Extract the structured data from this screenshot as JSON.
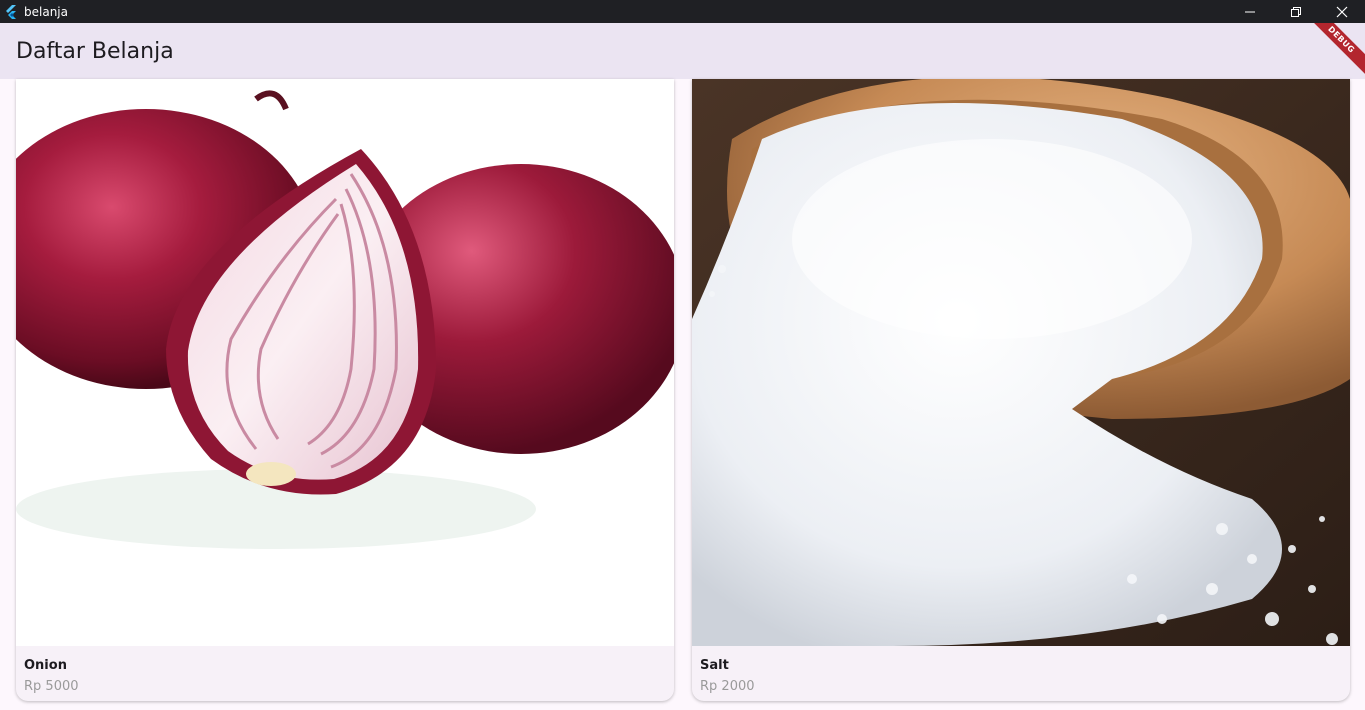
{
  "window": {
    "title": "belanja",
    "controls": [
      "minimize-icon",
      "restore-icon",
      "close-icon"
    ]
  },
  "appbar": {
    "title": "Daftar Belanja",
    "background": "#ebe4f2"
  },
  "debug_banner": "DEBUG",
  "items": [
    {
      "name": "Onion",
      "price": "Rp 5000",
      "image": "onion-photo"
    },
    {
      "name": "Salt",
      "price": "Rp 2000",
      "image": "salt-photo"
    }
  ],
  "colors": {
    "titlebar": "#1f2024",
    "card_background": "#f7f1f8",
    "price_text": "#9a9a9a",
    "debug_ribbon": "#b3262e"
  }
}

□ □ □

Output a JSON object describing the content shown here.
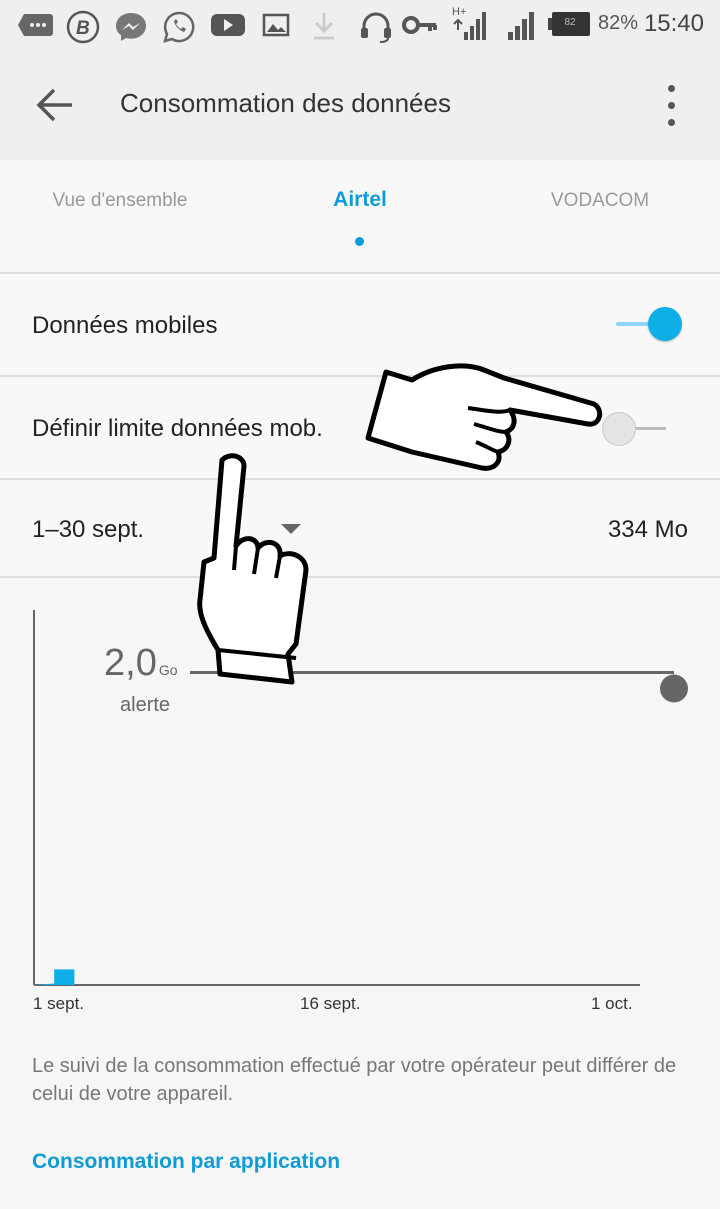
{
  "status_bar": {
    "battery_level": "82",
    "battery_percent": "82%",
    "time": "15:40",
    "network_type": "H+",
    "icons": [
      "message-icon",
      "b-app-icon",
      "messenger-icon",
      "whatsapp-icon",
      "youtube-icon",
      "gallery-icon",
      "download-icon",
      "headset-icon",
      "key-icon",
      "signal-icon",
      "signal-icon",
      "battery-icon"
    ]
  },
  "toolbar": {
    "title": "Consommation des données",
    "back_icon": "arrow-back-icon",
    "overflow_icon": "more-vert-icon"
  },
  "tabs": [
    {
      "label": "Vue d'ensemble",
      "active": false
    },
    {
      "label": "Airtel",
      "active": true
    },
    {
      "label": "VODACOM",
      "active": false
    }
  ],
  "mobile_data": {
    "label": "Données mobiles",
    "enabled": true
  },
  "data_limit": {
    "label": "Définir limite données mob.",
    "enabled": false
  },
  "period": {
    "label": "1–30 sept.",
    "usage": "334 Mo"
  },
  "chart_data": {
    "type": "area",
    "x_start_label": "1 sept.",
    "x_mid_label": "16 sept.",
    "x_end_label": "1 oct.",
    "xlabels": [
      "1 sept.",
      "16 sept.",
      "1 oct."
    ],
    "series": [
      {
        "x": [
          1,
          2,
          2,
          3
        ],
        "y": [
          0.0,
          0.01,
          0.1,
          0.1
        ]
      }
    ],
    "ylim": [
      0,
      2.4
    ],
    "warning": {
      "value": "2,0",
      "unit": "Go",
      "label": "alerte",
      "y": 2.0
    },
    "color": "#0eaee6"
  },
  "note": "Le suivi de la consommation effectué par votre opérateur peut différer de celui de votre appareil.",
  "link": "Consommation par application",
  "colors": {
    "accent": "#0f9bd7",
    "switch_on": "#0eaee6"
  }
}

□ □ □

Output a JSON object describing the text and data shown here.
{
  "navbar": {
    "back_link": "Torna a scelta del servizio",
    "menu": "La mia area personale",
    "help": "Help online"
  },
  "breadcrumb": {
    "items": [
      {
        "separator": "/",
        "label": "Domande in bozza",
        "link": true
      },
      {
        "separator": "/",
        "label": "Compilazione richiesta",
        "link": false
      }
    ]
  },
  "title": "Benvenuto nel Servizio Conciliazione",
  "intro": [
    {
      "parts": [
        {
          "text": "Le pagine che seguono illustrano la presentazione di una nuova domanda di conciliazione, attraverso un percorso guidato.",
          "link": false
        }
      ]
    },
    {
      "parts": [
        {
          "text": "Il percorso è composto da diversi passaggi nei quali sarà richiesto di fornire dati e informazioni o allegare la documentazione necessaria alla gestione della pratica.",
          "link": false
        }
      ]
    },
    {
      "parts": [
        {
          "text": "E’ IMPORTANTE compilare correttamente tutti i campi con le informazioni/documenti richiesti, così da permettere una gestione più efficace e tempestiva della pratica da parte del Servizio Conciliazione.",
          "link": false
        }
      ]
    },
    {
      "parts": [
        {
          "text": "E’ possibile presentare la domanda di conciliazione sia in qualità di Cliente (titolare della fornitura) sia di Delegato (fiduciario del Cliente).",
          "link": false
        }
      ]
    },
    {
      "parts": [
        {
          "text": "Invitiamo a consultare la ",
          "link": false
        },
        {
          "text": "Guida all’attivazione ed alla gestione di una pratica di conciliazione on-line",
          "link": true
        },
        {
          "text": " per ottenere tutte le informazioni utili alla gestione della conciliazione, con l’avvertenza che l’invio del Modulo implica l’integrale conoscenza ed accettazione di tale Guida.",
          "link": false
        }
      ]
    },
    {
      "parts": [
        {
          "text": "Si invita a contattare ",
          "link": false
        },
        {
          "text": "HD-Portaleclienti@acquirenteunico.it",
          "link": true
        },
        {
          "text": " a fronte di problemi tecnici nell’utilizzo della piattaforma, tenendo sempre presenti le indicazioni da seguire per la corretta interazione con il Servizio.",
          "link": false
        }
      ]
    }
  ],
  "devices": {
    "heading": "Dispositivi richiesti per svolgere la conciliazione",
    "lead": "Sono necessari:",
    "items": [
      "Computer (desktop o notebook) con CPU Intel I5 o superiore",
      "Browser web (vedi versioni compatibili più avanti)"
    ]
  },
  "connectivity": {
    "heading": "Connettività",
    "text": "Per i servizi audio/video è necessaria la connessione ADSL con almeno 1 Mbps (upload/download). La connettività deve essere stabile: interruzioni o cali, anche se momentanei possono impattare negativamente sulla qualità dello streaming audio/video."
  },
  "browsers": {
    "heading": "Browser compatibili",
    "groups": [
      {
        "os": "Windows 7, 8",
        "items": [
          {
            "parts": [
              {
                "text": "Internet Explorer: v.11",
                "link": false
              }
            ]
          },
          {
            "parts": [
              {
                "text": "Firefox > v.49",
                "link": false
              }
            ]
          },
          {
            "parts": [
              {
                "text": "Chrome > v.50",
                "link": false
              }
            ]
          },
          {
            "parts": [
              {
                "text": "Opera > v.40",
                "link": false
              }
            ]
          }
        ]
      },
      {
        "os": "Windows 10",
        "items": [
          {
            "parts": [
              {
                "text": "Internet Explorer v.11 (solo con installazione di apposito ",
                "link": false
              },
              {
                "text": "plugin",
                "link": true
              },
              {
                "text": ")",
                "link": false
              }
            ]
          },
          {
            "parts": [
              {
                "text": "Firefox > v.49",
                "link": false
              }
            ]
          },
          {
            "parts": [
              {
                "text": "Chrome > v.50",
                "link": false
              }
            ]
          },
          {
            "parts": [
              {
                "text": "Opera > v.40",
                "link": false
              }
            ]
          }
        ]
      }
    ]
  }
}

□ □ □

Which lines hold the word "JSON"? Return all of them from the records above.

Extract the structured data from this screenshot as JSON.
Output a JSON object describing the content shown here.
Output a JSON object describing the text and data shown here.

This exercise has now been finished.